What you have to do —
Locate all lines with the word "Center" and copy them out.

Raw records —
-=-=-
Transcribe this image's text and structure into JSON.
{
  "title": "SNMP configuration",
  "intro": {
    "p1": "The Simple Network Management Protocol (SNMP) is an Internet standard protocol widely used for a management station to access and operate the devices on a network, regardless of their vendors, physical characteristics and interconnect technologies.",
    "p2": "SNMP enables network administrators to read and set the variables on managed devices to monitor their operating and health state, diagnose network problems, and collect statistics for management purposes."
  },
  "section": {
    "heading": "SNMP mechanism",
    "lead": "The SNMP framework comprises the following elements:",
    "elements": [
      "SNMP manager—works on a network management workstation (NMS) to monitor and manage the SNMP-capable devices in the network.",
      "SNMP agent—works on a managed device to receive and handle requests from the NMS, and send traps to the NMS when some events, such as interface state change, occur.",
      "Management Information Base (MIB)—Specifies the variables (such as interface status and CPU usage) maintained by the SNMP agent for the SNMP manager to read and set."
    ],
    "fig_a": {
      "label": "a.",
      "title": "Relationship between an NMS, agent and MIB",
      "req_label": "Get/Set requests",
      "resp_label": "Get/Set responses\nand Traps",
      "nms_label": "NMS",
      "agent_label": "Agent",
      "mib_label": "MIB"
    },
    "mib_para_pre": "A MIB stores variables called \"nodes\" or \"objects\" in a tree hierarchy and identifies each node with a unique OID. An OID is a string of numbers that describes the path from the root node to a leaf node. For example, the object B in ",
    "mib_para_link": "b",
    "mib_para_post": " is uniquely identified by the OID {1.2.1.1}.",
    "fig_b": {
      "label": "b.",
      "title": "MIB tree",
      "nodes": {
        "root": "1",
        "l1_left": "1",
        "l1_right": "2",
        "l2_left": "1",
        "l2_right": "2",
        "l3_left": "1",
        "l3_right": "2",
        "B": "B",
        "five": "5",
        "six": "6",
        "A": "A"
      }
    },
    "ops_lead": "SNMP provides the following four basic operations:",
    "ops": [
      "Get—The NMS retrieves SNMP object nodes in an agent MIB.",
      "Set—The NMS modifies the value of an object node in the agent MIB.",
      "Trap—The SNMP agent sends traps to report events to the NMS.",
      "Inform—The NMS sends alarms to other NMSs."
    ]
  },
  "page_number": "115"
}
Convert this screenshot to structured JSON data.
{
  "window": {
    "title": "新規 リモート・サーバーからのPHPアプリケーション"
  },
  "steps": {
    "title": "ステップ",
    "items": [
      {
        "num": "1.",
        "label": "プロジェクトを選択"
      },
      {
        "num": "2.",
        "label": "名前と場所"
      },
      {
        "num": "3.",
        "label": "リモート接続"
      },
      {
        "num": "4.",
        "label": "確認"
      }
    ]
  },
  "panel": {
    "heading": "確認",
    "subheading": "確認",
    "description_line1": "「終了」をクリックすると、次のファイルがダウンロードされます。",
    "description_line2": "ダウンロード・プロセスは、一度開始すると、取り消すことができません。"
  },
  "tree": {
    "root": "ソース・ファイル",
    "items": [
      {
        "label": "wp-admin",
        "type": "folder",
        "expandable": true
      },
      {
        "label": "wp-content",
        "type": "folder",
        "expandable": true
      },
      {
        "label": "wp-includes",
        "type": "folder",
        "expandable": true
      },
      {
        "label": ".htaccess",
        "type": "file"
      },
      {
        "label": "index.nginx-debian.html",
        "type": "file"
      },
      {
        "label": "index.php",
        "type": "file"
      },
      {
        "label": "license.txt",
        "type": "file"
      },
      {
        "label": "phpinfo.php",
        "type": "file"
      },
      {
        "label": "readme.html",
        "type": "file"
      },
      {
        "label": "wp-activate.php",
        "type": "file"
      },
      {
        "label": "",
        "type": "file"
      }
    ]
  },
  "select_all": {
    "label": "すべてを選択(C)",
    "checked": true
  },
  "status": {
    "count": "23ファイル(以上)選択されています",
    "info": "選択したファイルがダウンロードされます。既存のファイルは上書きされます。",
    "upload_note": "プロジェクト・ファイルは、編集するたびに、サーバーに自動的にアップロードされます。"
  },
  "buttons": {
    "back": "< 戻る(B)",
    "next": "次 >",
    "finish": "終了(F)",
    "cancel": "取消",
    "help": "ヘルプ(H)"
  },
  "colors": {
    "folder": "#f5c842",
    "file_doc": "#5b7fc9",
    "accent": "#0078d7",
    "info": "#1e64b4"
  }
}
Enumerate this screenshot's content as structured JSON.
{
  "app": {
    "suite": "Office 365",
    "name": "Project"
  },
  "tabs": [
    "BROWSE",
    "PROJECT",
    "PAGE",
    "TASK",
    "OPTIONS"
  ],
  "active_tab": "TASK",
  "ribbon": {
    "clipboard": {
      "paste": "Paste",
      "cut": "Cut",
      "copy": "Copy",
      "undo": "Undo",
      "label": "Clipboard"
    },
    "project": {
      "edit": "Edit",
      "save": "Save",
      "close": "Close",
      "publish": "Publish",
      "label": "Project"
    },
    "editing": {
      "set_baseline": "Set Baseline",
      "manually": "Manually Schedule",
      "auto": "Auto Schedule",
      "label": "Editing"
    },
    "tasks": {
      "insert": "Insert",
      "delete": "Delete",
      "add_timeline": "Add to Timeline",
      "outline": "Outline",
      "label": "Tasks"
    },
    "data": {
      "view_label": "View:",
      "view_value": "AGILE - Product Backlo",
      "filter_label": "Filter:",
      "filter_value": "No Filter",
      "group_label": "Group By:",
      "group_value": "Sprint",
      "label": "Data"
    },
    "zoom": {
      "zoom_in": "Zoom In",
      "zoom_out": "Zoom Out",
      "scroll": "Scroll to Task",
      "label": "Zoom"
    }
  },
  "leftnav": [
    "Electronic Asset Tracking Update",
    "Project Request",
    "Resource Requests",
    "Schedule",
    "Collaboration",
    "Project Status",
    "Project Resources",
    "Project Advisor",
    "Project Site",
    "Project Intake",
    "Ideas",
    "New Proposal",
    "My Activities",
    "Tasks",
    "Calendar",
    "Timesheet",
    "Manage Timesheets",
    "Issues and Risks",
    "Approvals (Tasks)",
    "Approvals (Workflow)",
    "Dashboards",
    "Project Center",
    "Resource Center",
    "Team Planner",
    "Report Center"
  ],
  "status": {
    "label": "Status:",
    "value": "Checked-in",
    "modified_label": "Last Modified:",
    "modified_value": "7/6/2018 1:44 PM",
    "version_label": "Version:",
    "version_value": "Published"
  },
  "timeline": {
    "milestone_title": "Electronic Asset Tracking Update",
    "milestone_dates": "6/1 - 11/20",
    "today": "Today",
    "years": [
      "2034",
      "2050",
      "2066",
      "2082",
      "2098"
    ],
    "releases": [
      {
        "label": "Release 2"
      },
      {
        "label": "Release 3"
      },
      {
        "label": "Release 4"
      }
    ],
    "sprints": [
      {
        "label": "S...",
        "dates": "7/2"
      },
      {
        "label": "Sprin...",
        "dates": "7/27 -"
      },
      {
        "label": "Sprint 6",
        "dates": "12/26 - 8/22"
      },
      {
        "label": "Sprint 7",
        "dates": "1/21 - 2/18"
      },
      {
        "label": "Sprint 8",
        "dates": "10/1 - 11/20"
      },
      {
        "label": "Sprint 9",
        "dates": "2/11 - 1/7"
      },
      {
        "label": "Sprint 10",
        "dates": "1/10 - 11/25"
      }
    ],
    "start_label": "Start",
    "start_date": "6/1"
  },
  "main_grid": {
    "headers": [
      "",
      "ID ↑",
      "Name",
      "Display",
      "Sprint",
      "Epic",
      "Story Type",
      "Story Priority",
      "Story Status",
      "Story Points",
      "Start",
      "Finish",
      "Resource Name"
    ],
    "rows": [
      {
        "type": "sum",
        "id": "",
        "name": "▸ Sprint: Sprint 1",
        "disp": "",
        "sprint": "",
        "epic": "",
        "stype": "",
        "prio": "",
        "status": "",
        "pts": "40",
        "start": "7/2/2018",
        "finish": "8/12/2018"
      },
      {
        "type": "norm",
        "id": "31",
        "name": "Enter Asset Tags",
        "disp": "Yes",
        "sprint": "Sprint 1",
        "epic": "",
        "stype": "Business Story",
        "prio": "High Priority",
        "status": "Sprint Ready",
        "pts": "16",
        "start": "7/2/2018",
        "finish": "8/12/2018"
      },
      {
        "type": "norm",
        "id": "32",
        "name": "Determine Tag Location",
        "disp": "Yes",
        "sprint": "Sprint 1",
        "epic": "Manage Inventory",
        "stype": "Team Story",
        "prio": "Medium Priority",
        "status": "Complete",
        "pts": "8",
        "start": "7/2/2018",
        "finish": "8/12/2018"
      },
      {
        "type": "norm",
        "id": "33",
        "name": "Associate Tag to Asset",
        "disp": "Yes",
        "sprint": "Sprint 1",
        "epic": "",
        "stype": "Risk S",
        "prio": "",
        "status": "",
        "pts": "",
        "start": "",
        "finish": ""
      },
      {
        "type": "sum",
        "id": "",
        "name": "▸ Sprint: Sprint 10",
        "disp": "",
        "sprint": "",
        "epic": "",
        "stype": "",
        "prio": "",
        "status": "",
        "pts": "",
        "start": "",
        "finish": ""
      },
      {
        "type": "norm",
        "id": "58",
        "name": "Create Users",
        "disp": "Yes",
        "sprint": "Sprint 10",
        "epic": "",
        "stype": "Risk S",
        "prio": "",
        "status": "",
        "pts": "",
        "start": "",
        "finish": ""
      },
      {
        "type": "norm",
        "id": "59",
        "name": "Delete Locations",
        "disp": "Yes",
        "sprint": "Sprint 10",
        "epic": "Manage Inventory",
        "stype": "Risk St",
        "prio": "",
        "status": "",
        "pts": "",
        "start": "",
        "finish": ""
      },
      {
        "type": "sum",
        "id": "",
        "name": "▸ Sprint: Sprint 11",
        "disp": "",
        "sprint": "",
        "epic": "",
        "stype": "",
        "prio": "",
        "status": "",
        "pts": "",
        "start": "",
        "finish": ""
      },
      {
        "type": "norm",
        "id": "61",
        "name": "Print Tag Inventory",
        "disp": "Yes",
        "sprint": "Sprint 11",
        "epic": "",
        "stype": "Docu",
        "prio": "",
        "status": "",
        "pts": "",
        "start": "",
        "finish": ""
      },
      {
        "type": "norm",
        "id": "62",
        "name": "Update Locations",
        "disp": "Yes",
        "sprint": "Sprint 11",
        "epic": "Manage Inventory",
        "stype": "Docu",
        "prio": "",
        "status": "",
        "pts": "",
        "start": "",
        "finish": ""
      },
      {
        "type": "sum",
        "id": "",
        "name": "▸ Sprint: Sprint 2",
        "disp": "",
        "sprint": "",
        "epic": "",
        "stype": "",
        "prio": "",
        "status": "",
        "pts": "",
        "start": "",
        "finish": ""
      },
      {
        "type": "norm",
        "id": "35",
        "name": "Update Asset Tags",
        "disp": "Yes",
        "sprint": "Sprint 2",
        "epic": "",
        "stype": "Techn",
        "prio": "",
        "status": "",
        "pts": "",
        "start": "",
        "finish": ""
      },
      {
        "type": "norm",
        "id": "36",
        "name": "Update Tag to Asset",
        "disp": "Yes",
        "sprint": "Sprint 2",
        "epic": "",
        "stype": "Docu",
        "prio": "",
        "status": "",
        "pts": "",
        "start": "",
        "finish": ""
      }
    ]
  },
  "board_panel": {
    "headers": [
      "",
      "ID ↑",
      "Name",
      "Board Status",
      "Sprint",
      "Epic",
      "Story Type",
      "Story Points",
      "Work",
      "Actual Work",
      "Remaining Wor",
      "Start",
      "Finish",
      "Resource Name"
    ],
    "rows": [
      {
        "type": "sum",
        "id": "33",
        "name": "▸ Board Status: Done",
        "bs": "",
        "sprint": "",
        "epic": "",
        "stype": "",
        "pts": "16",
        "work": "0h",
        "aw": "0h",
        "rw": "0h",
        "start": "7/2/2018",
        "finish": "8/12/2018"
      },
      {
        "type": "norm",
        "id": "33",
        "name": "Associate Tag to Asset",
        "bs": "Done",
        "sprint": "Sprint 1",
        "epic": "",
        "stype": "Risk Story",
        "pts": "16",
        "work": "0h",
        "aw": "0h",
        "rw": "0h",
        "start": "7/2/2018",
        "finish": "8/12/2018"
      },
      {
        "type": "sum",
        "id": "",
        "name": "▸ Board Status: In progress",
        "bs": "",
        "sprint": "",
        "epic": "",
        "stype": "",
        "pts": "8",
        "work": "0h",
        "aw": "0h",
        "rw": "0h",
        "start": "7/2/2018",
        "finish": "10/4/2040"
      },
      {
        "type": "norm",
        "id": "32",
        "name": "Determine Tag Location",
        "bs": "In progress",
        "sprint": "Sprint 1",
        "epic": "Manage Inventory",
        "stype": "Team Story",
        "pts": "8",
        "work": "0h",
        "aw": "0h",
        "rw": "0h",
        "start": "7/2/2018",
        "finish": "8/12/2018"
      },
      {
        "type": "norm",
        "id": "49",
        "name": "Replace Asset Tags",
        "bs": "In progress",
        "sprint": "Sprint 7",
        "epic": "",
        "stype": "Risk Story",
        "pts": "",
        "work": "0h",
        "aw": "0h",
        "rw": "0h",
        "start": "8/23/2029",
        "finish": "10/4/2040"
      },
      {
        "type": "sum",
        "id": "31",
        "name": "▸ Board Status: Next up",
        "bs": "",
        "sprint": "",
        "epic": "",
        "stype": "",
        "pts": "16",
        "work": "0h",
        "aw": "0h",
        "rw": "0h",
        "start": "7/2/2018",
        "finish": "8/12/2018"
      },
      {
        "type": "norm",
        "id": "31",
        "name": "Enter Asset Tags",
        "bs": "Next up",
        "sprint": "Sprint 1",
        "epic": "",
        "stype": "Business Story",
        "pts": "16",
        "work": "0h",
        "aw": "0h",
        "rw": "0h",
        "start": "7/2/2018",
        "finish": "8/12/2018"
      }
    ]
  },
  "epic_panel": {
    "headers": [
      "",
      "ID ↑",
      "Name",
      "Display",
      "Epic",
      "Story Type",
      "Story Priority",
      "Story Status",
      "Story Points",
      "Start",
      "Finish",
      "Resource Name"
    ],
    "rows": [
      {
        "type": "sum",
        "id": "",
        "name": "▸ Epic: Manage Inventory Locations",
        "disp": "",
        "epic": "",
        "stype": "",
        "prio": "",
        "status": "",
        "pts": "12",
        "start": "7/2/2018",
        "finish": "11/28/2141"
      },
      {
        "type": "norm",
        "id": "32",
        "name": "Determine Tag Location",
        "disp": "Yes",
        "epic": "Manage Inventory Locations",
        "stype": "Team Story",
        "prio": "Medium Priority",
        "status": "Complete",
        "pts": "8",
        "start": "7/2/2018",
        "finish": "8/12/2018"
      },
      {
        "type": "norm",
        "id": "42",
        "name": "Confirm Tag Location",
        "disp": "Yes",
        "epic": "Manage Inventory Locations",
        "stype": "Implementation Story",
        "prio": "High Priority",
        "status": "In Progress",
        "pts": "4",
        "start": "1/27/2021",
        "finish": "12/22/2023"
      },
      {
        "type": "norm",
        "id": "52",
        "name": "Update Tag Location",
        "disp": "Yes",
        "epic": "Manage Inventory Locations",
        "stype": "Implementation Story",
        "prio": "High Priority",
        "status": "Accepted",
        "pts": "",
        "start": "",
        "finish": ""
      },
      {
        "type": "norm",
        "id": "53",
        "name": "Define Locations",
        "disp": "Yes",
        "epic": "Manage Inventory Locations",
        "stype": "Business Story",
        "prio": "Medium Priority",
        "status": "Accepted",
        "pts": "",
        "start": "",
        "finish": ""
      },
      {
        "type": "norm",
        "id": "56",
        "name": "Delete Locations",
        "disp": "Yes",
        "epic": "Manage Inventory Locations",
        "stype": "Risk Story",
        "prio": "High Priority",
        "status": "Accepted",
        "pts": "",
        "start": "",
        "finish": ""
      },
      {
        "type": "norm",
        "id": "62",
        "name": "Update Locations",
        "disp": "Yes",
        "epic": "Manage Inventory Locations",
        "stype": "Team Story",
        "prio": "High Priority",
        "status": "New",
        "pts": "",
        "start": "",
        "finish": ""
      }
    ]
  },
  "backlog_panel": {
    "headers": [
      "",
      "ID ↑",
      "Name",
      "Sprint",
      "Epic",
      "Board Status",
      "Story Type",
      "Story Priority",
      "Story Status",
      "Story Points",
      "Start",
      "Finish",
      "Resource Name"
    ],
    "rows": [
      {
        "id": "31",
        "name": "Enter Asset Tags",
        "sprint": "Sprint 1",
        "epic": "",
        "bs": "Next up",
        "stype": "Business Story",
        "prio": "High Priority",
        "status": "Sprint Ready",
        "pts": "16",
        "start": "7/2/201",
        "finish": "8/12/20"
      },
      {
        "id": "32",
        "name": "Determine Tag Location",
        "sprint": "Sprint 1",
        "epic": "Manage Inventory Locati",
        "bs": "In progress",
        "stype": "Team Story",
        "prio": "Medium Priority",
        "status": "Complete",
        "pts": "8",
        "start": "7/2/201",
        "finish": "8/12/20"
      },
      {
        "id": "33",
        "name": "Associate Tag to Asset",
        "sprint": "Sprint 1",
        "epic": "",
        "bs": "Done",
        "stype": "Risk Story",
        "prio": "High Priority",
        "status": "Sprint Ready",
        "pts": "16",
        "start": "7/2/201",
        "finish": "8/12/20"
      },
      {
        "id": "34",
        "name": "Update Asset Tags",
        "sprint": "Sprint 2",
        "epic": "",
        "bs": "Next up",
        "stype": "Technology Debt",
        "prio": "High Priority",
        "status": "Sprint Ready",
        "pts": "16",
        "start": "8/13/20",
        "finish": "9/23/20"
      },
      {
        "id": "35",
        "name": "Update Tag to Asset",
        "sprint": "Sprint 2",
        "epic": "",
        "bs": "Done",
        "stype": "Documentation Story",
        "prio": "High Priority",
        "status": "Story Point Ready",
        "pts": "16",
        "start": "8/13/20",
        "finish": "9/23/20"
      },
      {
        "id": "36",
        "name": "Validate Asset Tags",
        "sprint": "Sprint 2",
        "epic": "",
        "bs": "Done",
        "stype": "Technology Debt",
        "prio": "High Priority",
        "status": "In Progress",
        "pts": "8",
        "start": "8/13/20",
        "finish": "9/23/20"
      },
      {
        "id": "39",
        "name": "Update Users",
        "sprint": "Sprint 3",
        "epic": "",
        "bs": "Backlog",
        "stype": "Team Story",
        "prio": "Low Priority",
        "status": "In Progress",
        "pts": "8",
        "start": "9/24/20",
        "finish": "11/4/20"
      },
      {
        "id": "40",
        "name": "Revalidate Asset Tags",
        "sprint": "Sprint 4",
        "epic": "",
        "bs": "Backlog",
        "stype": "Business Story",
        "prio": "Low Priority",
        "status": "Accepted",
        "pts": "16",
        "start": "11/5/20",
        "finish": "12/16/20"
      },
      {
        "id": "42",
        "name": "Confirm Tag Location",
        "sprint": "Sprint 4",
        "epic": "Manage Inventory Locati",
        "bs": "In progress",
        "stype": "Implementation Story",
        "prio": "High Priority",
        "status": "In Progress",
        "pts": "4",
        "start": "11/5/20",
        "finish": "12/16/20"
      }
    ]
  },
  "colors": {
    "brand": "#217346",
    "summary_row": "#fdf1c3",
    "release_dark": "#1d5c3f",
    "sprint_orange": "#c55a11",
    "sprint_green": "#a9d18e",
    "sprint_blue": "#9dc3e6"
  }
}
-=-=-
Answer to the task —
    "Project Center",
    "Resource Center",
    "Report Center"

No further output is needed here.